── Given entries

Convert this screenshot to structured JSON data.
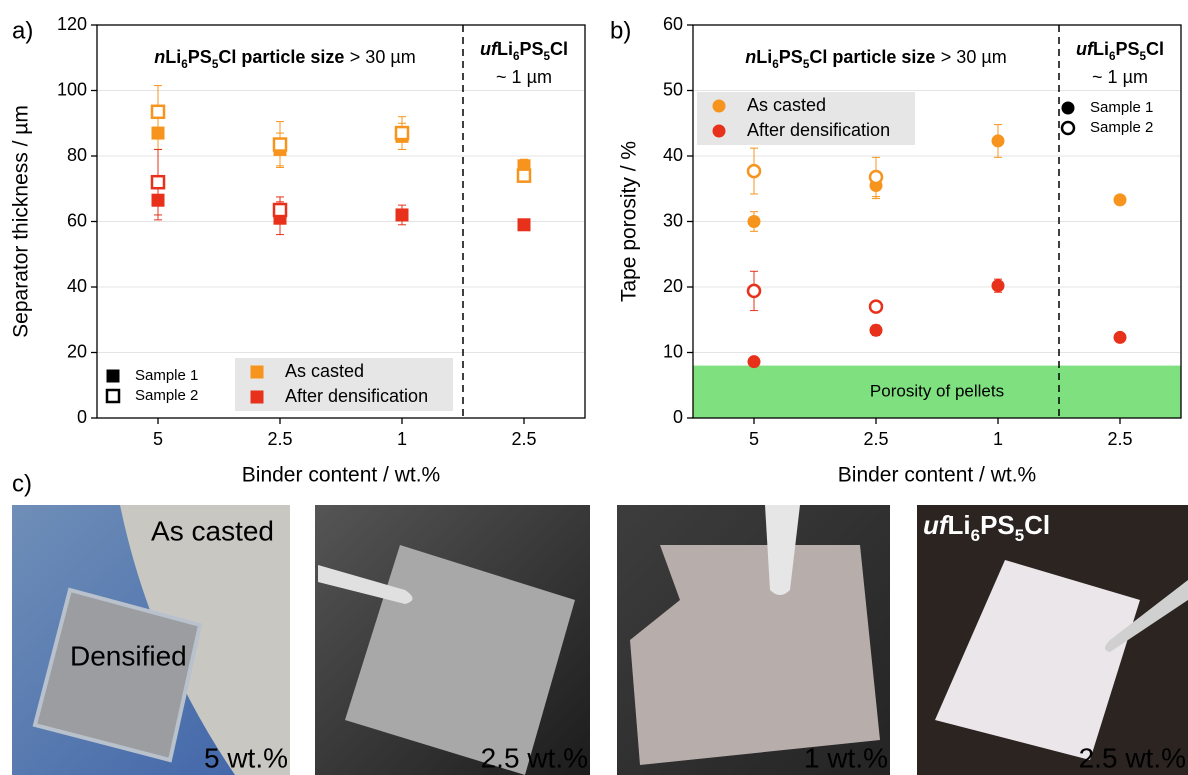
{
  "chart_data": [
    {
      "type": "scatter",
      "panel_label": "a)",
      "x_label": "Binder content / wt.%",
      "y_label": "Separator thickness / µm",
      "categories": [
        "5",
        "2.5",
        "1",
        "2.5"
      ],
      "ylim": [
        0,
        120
      ],
      "yticks": [
        0,
        20,
        40,
        60,
        80,
        100,
        120
      ],
      "grid": true,
      "marker": "square",
      "annotation": [
        "n",
        "Li",
        "6",
        "PS",
        "5",
        "Cl particle size",
        "> 30 µm"
      ],
      "region_label": [
        "uf",
        "Li",
        "6",
        "PS",
        "5",
        "Cl"
      ],
      "region_sublabel": "~ 1 µm",
      "series": [
        {
          "name": "As casted",
          "color": "#f7941d",
          "samples": [
            {
              "name": "Sample 1",
              "filled": true,
              "values": [
                87,
                82,
                86,
                77
              ],
              "errors": [
                5,
                5,
                4,
                2
              ]
            },
            {
              "name": "Sample 2",
              "filled": false,
              "values": [
                93.5,
                83.5,
                87,
                74
              ],
              "errors": [
                8,
                7,
                5,
                2
              ]
            }
          ]
        },
        {
          "name": "After densification",
          "color": "#e8311a",
          "samples": [
            {
              "name": "Sample 1",
              "filled": true,
              "values": [
                66.5,
                61,
                62,
                59
              ],
              "errors": [
                6,
                5,
                3,
                1
              ]
            },
            {
              "name": "Sample 2",
              "filled": false,
              "values": [
                72,
                63.5,
                null,
                null
              ],
              "errors": [
                10,
                4,
                null,
                null
              ]
            }
          ]
        }
      ]
    },
    {
      "type": "scatter",
      "panel_label": "b)",
      "x_label": "Binder content / wt.%",
      "y_label": "Tape porosity / %",
      "categories": [
        "5",
        "2.5",
        "1",
        "2.5"
      ],
      "ylim": [
        0,
        60
      ],
      "yticks": [
        0,
        10,
        20,
        30,
        40,
        50,
        60
      ],
      "grid": true,
      "marker": "circle",
      "annotation": [
        "n",
        "Li",
        "6",
        "PS",
        "5",
        "Cl particle size",
        "> 30 µm"
      ],
      "region_label": [
        "uf",
        "Li",
        "6",
        "PS",
        "5",
        "Cl"
      ],
      "region_sublabel": "~ 1 µm",
      "band": {
        "label": "Porosity of pellets",
        "range": [
          0,
          8
        ],
        "color": "#7fe07f"
      },
      "series": [
        {
          "name": "As casted",
          "color": "#f7941d",
          "samples": [
            {
              "name": "Sample 1",
              "filled": true,
              "values": [
                30,
                35.5,
                42.3,
                33.3
              ],
              "errors": [
                1.5,
                2,
                2.5,
                0.3
              ]
            },
            {
              "name": "Sample 2",
              "filled": false,
              "values": [
                37.7,
                36.8,
                null,
                null
              ],
              "errors": [
                3.5,
                3,
                null,
                null
              ]
            }
          ]
        },
        {
          "name": "After densification",
          "color": "#e8311a",
          "samples": [
            {
              "name": "Sample 1",
              "filled": true,
              "values": [
                8.6,
                13.4,
                20.2,
                12.3
              ],
              "errors": [
                0.5,
                0.8,
                1,
                0.3
              ]
            },
            {
              "name": "Sample 2",
              "filled": false,
              "values": [
                19.4,
                17,
                null,
                null
              ],
              "errors": [
                3,
                0.5,
                null,
                null
              ]
            }
          ]
        }
      ]
    }
  ],
  "photos_panel_label": "c)",
  "photos": [
    {
      "labels": [
        "As casted",
        "Densified"
      ],
      "caption": "5 wt.%"
    },
    {
      "labels": [],
      "caption": "2.5 wt.%"
    },
    {
      "labels": [],
      "caption": "1 wt.%"
    },
    {
      "labels": [
        [
          "uf",
          "Li",
          "6",
          "PS",
          "5",
          "Cl"
        ]
      ],
      "caption": "2.5 wt.%"
    }
  ]
}
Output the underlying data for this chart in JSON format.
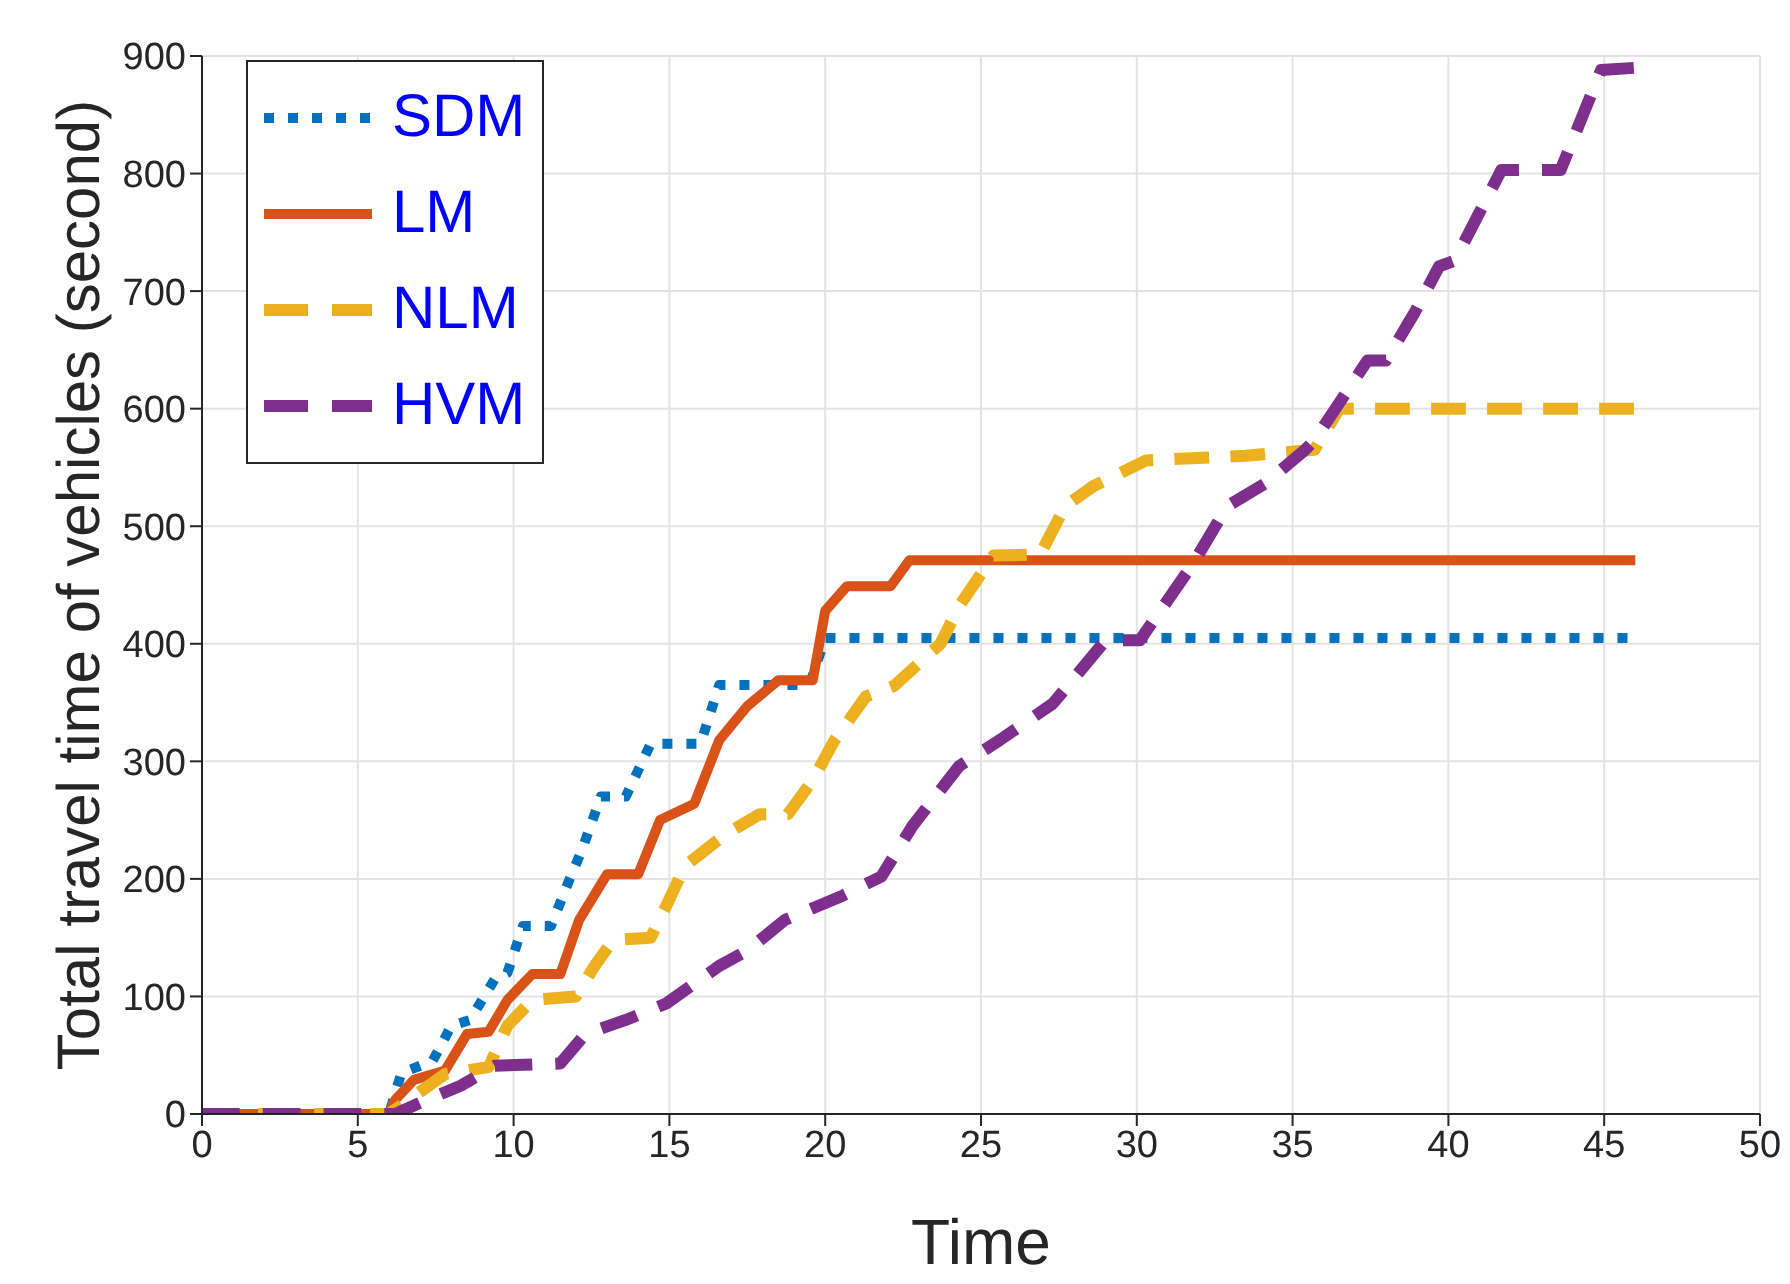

────

■ Brief:
Set down the material above as is, without any pictures.

■ Response for this exercise:
Convert this screenshot to structured JSON data.
{
  "chart_data": [
    {
      "type": "scatter",
      "panel_label": "a)",
      "x_label": "Binder content / wt.%",
      "y_label": "Separator thickness / µm",
      "categories": [
        "5",
        "2.5",
        "1",
        "2.5"
      ],
      "ylim": [
        0,
        120
      ],
      "yticks": [
        0,
        20,
        40,
        60,
        80,
        100,
        120
      ],
      "grid": true,
      "marker": "square",
      "annotation": [
        "n",
        "Li",
        "6",
        "PS",
        "5",
        "Cl particle size",
        "> 30 µm"
      ],
      "region_label": [
        "uf",
        "Li",
        "6",
        "PS",
        "5",
        "Cl"
      ],
      "region_sublabel": "~ 1 µm",
      "series": [
        {
          "name": "As casted",
          "color": "#f7941d",
          "samples": [
            {
              "name": "Sample 1",
              "filled": true,
              "values": [
                87,
                82,
                86,
                77
              ],
              "errors": [
                5,
                5,
                4,
                2
              ]
            },
            {
              "name": "Sample 2",
              "filled": false,
              "values": [
                93.5,
                83.5,
                87,
                74
              ],
              "errors": [
                8,
                7,
                5,
                2
              ]
            }
          ]
        },
        {
          "name": "After densification",
          "color": "#e8311a",
          "samples": [
            {
              "name": "Sample 1",
              "filled": true,
              "values": [
                66.5,
                61,
                62,
                59
              ],
              "errors": [
                6,
                5,
                3,
                1
              ]
            },
            {
              "name": "Sample 2",
              "filled": false,
              "values": [
                72,
                63.5,
                null,
                null
              ],
              "errors": [
                10,
                4,
                null,
                null
              ]
            }
          ]
        }
      ]
    },
    {
      "type": "scatter",
      "panel_label": "b)",
      "x_label": "Binder content / wt.%",
      "y_label": "Tape porosity / %",
      "categories": [
        "5",
        "2.5",
        "1",
        "2.5"
      ],
      "ylim": [
        0,
        60
      ],
      "yticks": [
        0,
        10,
        20,
        30,
        40,
        50,
        60
      ],
      "grid": true,
      "marker": "circle",
      "annotation": [
        "n",
        "Li",
        "6",
        "PS",
        "5",
        "Cl particle size",
        "> 30 µm"
      ],
      "region_label": [
        "uf",
        "Li",
        "6",
        "PS",
        "5",
        "Cl"
      ],
      "region_sublabel": "~ 1 µm",
      "band": {
        "label": "Porosity of pellets",
        "range": [
          0,
          8
        ],
        "color": "#7fe07f"
      },
      "series": [
        {
          "name": "As casted",
          "color": "#f7941d",
          "samples": [
            {
              "name": "Sample 1",
              "filled": true,
              "values": [
                30,
                35.5,
                42.3,
                33.3
              ],
              "errors": [
                1.5,
                2,
                2.5,
                0.3
              ]
            },
            {
              "name": "Sample 2",
              "filled": false,
              "values": [
                37.7,
                36.8,
                null,
                null
              ],
              "errors": [
                3.5,
                3,
                null,
                null
              ]
            }
          ]
        },
        {
          "name": "After densification",
          "color": "#e8311a",
          "samples": [
            {
              "name": "Sample 1",
              "filled": true,
              "values": [
                8.6,
                13.4,
                20.2,
                12.3
              ],
              "errors": [
                0.5,
                0.8,
                1,
                0.3
              ]
            },
            {
              "name": "Sample 2",
              "filled": false,
              "values": [
                19.4,
                17,
                null,
                null
              ],
              "errors": [
                3,
                0.5,
                null,
                null
              ]
            }
          ]
        }
      ]
    }
  ],
  "photos_panel_label": "c)",
  "photos": [
    {
      "labels": [
        "As casted",
        "Densified"
      ],
      "caption": "5 wt.%"
    },
    {
      "labels": [],
      "caption": "2.5 wt.%"
    },
    {
      "labels": [],
      "caption": "1 wt.%"
    },
    {
      "labels": [
        [
          "uf",
          "Li",
          "6",
          "PS",
          "5",
          "Cl"
        ]
      ],
      "caption": "2.5 wt.%"
    }
  ]
}
Output the underlying data for this chart in JSON format.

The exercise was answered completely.